- PROBLEM DETAILS:
Return each line holding the string "xlabel".

══ RECORD EXTRACTS ══

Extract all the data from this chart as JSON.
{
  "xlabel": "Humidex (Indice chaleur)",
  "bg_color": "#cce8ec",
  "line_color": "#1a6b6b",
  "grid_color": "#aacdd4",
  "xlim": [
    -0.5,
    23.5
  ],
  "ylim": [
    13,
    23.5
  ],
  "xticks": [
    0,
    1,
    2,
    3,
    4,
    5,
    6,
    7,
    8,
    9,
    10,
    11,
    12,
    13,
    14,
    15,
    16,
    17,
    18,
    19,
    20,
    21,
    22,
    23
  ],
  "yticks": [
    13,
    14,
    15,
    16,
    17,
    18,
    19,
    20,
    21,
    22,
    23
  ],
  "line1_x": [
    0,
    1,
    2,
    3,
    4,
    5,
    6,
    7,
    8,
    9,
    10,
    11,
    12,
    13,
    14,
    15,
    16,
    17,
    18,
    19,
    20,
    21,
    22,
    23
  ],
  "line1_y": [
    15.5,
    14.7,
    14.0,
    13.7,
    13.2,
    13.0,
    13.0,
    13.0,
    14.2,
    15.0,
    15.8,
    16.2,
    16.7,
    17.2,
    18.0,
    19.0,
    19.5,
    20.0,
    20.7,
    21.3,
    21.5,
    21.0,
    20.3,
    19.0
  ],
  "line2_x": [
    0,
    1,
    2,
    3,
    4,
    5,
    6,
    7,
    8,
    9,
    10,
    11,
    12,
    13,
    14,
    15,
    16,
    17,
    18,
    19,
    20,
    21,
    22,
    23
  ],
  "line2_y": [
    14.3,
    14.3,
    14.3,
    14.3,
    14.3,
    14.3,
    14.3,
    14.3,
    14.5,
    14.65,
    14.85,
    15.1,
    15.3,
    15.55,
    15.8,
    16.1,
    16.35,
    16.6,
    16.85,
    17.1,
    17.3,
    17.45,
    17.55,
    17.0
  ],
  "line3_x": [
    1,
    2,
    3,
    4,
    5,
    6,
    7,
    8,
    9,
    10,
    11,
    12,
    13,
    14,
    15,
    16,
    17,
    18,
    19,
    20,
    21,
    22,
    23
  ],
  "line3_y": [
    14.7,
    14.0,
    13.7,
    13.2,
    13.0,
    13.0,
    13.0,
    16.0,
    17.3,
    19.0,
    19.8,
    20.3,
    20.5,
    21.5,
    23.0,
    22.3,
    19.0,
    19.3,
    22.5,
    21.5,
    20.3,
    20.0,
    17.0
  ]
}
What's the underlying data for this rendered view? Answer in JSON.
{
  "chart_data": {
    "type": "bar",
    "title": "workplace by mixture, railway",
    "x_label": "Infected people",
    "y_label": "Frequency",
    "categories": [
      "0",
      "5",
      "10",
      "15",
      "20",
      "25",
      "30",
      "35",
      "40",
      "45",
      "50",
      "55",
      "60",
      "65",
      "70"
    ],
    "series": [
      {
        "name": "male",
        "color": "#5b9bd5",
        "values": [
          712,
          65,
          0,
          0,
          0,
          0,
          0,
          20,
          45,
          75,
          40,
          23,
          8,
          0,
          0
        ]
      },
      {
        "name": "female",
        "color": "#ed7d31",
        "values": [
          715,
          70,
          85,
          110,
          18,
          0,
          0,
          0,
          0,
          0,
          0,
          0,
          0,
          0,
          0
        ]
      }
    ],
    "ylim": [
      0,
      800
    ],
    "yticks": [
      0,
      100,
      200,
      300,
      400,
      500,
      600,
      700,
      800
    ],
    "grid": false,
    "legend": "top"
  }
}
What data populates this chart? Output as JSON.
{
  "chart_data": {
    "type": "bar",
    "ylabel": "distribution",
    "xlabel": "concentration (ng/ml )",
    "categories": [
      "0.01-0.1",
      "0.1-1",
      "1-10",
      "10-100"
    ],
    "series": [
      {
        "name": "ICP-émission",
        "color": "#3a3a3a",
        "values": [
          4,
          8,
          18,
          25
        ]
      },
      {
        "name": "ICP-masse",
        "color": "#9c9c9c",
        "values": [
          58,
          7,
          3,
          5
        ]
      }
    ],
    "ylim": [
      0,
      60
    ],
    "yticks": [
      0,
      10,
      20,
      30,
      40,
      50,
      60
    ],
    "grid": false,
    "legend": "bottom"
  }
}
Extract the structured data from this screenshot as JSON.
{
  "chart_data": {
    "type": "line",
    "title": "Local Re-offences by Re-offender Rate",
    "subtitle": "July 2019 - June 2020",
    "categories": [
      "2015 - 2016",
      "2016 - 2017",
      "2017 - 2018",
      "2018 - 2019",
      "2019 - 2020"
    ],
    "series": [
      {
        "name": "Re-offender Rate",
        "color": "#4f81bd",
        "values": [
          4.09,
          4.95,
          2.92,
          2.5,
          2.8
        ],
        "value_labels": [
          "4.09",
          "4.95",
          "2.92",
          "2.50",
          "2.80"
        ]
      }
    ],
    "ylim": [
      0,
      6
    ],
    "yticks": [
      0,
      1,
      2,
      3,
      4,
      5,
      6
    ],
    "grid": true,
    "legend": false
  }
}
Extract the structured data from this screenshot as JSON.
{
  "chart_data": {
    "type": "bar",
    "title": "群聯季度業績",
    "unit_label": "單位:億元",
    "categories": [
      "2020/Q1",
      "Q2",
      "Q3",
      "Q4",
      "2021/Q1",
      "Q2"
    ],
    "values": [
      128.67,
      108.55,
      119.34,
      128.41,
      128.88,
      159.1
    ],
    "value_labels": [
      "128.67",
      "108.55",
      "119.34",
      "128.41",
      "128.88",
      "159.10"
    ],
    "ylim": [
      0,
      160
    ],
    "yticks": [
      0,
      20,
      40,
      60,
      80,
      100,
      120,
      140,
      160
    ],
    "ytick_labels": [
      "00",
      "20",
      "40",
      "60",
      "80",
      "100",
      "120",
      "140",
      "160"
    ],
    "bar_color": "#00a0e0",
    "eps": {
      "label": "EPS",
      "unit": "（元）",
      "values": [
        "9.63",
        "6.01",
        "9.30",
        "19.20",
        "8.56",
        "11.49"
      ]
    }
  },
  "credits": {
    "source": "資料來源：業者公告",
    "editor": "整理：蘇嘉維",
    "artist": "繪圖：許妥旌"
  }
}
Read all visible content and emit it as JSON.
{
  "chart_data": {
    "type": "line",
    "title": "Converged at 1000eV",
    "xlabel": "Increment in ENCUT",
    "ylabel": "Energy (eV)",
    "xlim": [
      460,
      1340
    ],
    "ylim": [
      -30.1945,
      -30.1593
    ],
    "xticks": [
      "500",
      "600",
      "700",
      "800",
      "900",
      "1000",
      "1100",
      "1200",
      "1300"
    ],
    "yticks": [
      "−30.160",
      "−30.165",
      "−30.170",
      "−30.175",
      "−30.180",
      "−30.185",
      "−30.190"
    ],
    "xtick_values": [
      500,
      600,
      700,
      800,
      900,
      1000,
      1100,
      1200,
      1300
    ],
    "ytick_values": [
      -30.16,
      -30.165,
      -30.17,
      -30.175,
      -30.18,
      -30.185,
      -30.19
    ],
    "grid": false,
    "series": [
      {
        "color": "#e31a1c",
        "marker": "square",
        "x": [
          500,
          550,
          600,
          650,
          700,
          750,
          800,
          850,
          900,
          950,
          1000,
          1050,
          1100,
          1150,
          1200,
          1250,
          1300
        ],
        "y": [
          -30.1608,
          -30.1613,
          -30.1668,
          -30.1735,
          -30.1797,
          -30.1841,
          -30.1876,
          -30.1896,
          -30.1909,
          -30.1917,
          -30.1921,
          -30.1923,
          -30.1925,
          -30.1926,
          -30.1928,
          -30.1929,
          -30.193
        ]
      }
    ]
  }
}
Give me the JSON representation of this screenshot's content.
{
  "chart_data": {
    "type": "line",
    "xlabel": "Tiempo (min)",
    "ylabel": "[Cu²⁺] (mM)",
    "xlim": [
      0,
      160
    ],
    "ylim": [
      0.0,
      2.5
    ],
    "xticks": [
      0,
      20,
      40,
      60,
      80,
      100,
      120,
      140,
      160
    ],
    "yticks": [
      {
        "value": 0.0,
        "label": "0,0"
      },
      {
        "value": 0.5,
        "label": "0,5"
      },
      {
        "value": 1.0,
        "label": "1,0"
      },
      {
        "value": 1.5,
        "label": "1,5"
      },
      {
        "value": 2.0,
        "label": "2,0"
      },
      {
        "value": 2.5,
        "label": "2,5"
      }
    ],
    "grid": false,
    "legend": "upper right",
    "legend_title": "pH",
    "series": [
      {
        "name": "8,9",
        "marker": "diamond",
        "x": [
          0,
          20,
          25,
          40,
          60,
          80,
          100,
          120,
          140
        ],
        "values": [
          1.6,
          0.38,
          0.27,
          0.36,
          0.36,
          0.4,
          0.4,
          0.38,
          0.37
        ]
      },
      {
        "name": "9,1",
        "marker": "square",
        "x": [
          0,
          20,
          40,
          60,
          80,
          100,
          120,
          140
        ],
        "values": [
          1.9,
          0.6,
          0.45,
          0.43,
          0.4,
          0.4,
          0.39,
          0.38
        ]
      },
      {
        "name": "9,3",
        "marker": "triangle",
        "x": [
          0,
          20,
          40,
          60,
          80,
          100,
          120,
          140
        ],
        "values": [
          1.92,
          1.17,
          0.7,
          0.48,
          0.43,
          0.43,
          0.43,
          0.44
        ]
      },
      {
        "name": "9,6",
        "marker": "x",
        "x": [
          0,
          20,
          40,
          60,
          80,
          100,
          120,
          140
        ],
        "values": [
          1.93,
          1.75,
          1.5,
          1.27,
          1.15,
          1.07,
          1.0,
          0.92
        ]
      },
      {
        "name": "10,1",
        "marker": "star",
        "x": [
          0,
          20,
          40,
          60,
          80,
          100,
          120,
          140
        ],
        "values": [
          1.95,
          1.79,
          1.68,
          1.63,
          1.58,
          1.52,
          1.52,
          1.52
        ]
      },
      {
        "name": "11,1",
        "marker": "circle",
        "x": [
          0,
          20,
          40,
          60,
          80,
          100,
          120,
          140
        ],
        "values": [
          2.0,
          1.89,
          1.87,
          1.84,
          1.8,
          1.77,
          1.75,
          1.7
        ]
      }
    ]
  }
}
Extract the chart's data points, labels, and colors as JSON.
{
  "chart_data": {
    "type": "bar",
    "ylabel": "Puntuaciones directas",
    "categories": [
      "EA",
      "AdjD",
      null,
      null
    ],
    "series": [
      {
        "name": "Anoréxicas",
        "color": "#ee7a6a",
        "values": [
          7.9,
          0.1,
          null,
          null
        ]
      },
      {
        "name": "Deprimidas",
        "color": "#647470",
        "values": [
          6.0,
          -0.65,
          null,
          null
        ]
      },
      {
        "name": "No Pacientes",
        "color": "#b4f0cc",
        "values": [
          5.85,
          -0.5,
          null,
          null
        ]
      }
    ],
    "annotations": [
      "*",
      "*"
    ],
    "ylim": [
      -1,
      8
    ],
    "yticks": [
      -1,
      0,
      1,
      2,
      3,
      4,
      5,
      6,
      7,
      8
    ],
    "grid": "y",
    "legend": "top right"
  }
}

═══

- WORKED ANSWER:
  "xlabel": "Humidex (Indice chaleur)",
    "xlabel": "concentration (ng/ml )",
    "xlabel": "Increment in ENCUT",
    "xlabel": "Tiempo (min)",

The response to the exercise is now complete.